## JOB
Rewrite the part of the records that runs from the start through the line containing "331, 316, 334]", swapping "table-cell" for "grid-cell" and leaving everything else as it is.

## DATA SUPPLIED
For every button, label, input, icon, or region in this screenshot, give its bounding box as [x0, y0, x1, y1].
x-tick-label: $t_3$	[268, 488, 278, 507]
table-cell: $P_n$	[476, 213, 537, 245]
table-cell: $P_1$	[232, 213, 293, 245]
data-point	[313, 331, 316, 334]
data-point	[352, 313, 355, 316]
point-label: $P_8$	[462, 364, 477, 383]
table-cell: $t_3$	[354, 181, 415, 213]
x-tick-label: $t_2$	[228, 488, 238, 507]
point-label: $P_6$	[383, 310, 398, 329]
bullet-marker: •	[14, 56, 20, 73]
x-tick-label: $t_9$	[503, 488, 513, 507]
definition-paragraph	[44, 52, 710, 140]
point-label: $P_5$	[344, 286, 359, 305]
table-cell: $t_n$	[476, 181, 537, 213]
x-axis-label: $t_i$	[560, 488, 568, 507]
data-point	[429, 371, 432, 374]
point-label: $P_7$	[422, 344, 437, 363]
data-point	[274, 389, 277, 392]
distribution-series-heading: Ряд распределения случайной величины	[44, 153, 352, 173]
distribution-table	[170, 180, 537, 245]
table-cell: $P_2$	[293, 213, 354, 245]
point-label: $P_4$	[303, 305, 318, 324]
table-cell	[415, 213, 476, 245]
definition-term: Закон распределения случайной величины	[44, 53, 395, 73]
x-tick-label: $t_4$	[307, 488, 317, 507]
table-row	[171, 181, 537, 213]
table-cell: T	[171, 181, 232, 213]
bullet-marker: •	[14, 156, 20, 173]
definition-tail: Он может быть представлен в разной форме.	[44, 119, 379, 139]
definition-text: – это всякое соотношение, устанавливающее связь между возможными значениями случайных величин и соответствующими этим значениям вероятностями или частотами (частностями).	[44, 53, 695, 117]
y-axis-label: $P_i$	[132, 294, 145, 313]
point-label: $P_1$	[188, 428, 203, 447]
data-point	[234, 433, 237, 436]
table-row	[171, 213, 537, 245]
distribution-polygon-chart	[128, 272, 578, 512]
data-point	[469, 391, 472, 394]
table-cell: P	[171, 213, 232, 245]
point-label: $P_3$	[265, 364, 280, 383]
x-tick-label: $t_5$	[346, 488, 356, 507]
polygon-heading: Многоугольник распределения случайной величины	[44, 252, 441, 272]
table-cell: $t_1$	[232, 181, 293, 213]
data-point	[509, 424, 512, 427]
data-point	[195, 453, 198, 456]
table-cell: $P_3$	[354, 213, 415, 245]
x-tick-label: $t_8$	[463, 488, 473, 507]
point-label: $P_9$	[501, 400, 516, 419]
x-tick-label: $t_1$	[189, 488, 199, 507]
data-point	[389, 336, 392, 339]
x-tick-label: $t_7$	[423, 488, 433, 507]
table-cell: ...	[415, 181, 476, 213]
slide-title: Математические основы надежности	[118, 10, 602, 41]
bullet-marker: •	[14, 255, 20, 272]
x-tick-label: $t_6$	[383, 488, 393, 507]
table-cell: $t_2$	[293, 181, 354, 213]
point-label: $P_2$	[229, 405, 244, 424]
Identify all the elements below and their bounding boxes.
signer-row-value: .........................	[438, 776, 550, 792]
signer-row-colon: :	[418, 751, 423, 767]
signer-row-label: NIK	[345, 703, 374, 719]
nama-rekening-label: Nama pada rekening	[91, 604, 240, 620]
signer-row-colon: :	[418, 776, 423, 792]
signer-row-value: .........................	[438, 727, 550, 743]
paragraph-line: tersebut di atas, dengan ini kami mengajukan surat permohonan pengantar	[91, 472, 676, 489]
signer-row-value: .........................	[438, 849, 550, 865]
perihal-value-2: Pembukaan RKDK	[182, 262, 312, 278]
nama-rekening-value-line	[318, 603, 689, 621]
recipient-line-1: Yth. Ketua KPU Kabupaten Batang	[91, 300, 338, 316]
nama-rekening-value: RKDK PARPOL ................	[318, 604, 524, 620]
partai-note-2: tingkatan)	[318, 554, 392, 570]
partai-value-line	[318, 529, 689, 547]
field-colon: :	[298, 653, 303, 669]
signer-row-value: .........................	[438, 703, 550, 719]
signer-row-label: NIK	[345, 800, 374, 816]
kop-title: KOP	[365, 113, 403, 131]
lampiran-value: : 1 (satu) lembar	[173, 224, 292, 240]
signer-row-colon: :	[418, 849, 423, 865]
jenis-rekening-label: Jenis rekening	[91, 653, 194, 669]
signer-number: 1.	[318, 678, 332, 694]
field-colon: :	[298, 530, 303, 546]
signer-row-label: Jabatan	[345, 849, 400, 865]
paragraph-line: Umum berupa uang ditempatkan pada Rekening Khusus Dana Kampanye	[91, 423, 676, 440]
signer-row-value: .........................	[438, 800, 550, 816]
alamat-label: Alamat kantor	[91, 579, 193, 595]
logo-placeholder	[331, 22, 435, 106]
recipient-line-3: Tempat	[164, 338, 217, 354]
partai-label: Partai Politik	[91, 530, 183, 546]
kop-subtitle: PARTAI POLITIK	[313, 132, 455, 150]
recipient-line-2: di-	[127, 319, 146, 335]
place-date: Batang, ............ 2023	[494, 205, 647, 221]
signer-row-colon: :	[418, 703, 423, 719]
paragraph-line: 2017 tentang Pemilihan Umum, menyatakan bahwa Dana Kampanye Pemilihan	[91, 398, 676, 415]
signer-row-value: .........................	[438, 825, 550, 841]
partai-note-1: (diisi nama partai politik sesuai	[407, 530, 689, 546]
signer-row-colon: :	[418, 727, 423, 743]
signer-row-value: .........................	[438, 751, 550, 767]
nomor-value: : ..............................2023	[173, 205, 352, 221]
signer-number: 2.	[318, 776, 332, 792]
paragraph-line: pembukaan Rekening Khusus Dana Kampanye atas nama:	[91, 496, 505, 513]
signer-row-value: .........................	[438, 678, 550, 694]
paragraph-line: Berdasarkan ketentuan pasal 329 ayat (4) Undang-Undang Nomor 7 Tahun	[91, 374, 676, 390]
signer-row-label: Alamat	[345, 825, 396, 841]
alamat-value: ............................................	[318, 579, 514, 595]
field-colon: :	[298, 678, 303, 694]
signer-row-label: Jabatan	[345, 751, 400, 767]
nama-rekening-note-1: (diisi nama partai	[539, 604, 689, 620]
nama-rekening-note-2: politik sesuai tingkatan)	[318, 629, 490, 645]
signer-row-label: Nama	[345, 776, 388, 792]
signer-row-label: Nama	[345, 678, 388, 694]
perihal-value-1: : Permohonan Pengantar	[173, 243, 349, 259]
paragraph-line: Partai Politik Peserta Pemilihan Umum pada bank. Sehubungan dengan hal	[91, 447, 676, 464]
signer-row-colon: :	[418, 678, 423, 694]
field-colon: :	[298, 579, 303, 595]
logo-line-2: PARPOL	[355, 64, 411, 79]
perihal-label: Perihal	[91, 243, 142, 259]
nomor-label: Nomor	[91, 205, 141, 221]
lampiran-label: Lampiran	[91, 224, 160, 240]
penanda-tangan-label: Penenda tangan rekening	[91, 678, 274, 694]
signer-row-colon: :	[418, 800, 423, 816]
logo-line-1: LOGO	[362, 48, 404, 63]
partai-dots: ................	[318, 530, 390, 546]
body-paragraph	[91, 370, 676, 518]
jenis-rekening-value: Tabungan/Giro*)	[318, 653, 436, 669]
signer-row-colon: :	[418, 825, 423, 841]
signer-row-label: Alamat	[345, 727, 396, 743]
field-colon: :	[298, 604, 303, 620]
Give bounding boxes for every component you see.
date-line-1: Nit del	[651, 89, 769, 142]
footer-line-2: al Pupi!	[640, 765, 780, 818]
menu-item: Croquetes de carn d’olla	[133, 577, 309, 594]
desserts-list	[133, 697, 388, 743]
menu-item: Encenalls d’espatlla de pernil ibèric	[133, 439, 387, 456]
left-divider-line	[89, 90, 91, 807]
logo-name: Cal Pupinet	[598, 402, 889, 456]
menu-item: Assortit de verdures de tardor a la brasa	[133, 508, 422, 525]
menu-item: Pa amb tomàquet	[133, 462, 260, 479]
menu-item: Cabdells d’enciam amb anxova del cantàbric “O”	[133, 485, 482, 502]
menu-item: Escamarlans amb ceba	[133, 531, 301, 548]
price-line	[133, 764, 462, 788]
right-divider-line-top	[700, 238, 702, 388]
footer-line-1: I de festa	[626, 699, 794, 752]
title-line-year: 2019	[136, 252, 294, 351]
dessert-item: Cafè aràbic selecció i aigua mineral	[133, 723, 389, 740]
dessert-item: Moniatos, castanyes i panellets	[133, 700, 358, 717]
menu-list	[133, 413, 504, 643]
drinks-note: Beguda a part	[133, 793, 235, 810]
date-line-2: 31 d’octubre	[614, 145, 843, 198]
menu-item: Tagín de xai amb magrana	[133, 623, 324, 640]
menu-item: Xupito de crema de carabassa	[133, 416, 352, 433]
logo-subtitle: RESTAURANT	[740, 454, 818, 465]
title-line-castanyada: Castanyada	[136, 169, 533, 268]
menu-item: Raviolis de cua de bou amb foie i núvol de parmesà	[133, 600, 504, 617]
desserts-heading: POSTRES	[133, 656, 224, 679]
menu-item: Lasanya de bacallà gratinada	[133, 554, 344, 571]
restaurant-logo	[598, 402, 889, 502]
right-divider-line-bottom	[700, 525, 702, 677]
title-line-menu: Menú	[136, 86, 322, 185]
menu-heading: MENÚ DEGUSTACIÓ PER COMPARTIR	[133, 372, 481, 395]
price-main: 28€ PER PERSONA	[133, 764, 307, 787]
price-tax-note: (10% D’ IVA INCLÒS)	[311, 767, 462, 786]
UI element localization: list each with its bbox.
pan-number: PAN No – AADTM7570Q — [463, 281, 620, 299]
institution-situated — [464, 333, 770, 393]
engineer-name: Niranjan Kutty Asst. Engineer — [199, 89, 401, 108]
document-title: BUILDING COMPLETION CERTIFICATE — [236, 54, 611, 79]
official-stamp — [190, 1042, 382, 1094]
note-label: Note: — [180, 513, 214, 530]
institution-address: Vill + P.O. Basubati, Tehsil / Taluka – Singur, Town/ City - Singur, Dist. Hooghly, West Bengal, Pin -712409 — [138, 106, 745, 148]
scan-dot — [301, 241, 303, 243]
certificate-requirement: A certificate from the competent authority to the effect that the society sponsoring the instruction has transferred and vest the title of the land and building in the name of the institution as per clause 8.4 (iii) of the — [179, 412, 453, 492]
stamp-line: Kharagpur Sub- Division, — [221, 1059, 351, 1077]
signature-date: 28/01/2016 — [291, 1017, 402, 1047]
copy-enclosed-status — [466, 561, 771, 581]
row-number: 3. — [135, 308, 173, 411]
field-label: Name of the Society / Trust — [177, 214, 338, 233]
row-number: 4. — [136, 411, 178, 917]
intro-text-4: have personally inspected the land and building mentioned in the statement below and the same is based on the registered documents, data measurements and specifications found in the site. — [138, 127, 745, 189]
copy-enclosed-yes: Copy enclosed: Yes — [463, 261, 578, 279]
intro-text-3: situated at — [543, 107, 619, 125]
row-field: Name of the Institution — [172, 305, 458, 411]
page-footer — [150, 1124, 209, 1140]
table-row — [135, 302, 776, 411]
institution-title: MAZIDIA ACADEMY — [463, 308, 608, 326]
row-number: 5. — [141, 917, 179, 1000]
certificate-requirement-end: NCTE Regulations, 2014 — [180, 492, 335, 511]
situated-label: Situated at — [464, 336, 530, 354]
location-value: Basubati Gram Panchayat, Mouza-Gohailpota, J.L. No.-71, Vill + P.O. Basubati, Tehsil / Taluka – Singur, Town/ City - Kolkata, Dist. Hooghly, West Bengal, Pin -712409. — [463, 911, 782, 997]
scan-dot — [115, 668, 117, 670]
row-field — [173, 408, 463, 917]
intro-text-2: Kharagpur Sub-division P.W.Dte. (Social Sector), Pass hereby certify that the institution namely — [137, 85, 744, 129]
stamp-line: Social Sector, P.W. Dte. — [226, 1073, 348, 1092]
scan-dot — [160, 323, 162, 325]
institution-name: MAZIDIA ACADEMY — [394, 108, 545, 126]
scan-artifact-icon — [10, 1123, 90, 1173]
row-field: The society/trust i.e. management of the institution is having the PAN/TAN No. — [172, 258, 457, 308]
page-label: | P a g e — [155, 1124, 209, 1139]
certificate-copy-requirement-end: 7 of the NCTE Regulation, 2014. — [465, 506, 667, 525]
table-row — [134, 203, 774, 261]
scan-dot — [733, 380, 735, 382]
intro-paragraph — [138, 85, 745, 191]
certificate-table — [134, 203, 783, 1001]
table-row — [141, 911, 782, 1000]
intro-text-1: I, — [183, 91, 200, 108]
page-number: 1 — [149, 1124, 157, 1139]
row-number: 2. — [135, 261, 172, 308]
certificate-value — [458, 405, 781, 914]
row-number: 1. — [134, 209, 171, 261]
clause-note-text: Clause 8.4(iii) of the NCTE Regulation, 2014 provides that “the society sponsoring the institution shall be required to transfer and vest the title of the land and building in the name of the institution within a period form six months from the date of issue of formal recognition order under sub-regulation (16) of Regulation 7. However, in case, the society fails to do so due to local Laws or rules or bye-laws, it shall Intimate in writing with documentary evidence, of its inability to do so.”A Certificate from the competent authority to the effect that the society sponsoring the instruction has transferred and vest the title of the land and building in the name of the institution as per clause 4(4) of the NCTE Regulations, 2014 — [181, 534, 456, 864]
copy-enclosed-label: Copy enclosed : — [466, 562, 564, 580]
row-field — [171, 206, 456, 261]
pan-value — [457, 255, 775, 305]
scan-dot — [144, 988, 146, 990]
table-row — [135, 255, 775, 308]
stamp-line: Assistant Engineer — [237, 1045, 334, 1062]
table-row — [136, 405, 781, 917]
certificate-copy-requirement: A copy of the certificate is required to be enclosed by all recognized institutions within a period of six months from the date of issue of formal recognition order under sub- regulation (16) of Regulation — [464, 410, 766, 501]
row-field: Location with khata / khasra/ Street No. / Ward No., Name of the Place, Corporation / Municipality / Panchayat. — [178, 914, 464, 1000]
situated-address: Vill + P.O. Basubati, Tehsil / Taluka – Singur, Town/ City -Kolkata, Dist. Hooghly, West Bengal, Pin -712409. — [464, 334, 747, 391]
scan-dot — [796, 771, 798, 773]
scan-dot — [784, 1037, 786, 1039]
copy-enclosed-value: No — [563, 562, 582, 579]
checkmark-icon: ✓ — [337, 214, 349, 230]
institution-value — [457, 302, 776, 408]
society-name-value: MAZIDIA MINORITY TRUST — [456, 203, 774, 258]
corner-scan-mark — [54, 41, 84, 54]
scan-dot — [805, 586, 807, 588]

## RESULT
For every button, label, input, icon, or region in this screenshot, give its bounding box as [x0, y0, x1, y1].
x-tick-label: $t_3$	[268, 488, 278, 507]
grid-cell: $P_n$	[476, 213, 537, 245]
grid-cell: $P_1$	[232, 213, 293, 245]
data-point	[313, 331, 316, 334]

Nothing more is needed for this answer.